__Exercise brief__. Each line that holds the word "this" is to be identified and copied.
↓
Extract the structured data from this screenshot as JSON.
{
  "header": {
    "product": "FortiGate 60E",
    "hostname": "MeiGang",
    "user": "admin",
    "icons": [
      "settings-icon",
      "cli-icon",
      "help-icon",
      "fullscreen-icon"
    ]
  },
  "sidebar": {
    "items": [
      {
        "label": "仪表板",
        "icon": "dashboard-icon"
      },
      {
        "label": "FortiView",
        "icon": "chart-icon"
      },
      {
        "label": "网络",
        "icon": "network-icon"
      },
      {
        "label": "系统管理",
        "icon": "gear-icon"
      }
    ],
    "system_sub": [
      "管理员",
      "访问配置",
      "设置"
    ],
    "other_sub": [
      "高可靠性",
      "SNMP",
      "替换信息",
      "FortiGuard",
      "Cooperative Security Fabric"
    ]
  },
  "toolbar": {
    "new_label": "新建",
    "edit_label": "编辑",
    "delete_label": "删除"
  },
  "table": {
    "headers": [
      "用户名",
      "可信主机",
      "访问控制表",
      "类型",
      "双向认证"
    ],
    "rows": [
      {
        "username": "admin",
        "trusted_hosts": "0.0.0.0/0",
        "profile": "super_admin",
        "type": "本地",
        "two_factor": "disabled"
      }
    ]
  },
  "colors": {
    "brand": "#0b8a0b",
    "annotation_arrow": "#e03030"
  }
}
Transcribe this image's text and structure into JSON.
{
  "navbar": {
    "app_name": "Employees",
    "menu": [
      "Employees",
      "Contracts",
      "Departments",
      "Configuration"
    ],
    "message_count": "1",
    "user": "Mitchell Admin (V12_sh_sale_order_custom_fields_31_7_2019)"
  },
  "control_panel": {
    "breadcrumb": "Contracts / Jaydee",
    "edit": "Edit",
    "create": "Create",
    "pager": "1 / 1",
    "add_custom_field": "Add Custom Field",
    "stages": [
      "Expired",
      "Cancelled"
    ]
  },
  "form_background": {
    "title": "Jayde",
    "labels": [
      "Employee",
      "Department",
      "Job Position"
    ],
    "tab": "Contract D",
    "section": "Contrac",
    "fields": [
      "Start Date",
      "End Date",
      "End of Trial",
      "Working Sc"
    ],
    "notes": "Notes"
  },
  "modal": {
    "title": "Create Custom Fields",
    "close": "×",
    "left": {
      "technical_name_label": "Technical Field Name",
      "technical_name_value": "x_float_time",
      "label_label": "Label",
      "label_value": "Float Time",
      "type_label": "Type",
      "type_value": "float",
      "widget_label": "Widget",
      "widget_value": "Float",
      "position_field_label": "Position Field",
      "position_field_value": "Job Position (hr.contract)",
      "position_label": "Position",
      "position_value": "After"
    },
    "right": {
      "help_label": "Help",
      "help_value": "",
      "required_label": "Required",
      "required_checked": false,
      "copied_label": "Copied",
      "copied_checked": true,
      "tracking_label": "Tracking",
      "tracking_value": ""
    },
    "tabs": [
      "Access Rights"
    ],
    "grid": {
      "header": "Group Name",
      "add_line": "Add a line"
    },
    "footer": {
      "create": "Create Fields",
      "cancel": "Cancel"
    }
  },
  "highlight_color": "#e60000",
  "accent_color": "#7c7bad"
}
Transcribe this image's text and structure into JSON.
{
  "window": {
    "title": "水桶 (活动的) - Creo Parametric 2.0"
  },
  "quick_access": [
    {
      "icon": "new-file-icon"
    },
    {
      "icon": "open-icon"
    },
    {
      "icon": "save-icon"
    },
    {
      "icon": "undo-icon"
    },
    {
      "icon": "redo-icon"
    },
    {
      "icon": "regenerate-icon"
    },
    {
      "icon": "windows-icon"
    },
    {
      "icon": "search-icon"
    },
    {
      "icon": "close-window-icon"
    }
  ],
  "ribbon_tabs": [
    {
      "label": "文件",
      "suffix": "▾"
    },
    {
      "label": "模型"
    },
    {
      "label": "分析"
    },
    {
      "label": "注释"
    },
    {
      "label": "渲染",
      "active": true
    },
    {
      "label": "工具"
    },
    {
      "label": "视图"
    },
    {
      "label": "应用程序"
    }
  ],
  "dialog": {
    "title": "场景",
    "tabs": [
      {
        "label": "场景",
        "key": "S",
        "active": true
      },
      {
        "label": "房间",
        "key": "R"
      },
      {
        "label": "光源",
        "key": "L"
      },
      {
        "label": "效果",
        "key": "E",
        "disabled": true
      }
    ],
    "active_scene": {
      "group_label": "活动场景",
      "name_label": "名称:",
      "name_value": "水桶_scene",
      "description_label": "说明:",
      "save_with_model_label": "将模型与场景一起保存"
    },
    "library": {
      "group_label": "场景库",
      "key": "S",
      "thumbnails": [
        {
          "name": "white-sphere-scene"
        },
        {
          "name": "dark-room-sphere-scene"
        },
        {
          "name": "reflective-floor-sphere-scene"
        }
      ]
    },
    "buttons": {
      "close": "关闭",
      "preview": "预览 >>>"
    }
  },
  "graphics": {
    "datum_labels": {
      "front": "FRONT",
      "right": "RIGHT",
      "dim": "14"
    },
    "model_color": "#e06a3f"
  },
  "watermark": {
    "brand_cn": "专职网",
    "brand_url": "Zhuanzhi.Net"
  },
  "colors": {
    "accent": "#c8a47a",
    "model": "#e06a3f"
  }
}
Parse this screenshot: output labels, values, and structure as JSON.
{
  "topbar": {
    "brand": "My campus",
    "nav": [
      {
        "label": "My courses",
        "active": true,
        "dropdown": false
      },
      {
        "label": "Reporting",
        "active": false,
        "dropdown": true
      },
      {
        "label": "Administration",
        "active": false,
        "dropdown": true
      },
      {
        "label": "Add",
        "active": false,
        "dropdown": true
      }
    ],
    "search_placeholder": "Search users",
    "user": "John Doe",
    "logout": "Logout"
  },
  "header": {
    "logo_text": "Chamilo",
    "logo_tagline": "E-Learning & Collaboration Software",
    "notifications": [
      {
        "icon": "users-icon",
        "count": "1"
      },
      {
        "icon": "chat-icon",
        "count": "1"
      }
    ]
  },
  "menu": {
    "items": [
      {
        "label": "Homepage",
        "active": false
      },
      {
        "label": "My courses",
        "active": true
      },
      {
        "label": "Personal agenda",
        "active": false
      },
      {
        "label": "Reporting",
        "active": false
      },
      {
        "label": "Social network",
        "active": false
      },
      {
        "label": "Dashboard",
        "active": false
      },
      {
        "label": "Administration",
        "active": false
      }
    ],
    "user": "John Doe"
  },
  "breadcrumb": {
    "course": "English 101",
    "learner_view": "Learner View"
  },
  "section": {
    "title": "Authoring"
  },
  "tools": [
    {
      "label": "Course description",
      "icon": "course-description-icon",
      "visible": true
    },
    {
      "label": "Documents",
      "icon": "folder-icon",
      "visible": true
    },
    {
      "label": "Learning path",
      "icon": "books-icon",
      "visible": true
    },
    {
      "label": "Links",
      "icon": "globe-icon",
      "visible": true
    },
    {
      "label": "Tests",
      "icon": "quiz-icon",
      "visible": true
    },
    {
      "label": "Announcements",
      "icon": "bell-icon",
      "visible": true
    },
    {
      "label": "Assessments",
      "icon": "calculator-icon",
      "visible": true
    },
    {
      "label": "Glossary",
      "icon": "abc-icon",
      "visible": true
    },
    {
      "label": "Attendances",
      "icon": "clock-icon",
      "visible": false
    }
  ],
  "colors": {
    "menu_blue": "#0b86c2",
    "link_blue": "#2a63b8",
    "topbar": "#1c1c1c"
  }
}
↑
__Complete output__.
Extract the structured data from this screenshot as JSON.
Transcribe this image's text and structure into JSON.
Transcribe this image's text and structure into JSON.
Parse this screenshot: output labels, values, and structure as JSON.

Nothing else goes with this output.